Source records
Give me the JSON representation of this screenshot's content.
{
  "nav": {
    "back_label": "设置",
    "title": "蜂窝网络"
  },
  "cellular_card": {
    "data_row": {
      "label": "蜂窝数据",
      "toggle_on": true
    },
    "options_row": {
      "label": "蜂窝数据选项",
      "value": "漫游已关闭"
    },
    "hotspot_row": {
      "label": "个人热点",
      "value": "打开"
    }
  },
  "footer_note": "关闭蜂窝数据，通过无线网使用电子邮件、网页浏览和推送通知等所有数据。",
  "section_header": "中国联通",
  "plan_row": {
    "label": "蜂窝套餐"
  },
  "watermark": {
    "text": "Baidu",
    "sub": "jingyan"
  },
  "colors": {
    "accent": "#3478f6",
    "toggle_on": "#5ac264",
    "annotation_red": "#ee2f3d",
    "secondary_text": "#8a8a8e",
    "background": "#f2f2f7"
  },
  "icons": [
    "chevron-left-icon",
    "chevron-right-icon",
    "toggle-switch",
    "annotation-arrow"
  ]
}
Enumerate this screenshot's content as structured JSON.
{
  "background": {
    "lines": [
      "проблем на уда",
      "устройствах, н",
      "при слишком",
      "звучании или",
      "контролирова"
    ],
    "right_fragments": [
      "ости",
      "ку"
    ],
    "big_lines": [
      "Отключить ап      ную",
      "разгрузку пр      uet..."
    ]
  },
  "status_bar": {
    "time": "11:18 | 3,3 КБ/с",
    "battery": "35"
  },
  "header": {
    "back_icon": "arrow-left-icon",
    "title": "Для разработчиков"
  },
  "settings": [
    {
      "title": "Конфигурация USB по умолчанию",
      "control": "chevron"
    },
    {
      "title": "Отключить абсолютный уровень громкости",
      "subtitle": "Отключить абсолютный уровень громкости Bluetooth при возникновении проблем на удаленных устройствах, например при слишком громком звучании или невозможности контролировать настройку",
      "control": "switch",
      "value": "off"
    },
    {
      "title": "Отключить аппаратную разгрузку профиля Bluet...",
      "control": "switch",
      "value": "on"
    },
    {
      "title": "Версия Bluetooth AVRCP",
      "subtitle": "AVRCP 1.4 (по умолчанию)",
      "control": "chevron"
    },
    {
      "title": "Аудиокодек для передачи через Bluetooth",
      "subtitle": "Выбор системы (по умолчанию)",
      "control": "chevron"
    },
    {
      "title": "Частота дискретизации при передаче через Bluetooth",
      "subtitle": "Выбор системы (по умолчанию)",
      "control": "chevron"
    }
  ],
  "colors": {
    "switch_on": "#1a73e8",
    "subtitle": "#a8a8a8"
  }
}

**Required work**
Identify and copy all lines with the word "проблем".

**Written answer**
      "проблем на уда",
      "subtitle": "Отключить абсолютный уровень громкости Bluetooth при возникновении проблем на удаленных устройствах, например при слишком громком звучании или невозможности контролировать настройку",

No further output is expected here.